==== Task data ====
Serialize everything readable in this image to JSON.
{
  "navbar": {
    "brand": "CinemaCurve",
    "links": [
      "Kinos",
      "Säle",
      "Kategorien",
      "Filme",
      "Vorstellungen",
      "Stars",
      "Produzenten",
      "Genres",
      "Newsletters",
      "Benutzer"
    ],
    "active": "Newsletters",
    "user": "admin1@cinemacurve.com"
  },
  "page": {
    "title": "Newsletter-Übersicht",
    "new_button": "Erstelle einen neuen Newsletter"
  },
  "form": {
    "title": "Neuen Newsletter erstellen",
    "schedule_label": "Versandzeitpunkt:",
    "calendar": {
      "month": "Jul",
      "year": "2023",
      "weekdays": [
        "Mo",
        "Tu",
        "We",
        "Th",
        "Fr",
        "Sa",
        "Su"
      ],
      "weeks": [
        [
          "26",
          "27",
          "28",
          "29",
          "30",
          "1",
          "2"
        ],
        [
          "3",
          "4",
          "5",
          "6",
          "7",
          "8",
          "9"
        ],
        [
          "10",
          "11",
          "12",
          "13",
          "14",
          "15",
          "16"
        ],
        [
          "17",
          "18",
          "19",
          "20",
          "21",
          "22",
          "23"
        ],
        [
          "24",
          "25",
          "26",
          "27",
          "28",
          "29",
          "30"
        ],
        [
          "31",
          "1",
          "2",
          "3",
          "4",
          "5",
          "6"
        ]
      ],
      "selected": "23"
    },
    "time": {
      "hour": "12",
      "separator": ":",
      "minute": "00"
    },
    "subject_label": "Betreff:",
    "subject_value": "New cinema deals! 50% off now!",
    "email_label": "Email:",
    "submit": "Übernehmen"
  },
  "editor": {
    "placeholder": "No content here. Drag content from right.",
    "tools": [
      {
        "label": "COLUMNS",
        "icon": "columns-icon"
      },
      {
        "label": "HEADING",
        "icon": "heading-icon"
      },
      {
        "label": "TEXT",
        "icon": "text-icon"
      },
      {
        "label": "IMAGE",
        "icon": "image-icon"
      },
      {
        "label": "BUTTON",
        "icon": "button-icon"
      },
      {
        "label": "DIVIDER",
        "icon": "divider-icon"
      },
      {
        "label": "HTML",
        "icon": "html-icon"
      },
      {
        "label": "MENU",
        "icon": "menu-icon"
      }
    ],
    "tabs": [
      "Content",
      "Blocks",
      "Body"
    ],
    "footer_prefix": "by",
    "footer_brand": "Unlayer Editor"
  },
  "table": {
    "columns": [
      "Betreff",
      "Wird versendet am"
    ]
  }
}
====
## [Problem description]
Reply with the number of lines in the preceding entries that contain "icon", and no other words.

## [Correct result]
8